[Begin]
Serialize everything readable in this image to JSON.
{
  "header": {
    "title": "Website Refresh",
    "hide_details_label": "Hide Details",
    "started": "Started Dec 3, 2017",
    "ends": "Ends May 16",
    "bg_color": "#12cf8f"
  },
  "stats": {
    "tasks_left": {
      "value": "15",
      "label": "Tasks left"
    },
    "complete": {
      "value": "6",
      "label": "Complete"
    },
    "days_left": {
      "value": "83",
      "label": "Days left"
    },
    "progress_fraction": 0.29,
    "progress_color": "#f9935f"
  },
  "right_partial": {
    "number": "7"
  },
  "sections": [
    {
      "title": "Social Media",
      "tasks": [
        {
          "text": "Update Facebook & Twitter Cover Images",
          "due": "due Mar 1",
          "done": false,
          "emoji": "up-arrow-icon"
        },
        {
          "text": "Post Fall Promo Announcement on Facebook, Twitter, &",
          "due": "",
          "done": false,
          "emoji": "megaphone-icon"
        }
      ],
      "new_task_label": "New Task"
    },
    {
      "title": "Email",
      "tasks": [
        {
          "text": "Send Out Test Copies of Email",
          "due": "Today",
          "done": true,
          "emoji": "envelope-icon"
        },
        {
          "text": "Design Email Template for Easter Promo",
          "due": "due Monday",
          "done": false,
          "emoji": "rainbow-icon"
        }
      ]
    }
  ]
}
[End]
• **PROBLEM DETAILS**: Give the material above again, word for word.

• **TASK OUTPUT**:
Serialize everything readable in this image to JSON.
{
  "header": {
    "title": "Website Refresh",
    "hide_details_label": "Hide Details",
    "started": "Started Dec 3, 2017",
    "ends": "Ends May 16",
    "bg_color": "#12cf8f"
  },
  "stats": {
    "tasks_left": {
      "value": "15",
      "label": "Tasks left"
    },
    "complete": {
      "value": "6",
      "label": "Complete"
    },
    "days_left": {
      "value": "83",
      "label": "Days left"
    },
    "progress_fraction": 0.29,
    "progress_color": "#f9935f"
  },
  "right_partial": {
    "number": "7"
  },
  "sections": [
    {
      "title": "Social Media",
      "tasks": [
        {
          "text": "Update Facebook & Twitter Cover Images",
          "due": "due Mar 1",
          "done": false,
          "emoji": "up-arrow-icon"
        },
        {
          "text": "Post Fall Promo Announcement on Facebook, Twitter, &",
          "due": "",
          "done": false,
          "emoji": "megaphone-icon"
        }
      ],
      "new_task_label": "New Task"
    },
    {
      "title": "Email",
      "tasks": [
        {
          "text": "Send Out Test Copies of Email",
          "due": "Today",
          "done": true,
          "emoji": "envelope-icon"
        },
        {
          "text": "Design Email Template for Easter Promo",
          "due": "due Monday",
          "done": false,
          "emoji": "rainbow-icon"
        }
      ]
    }
  ]
}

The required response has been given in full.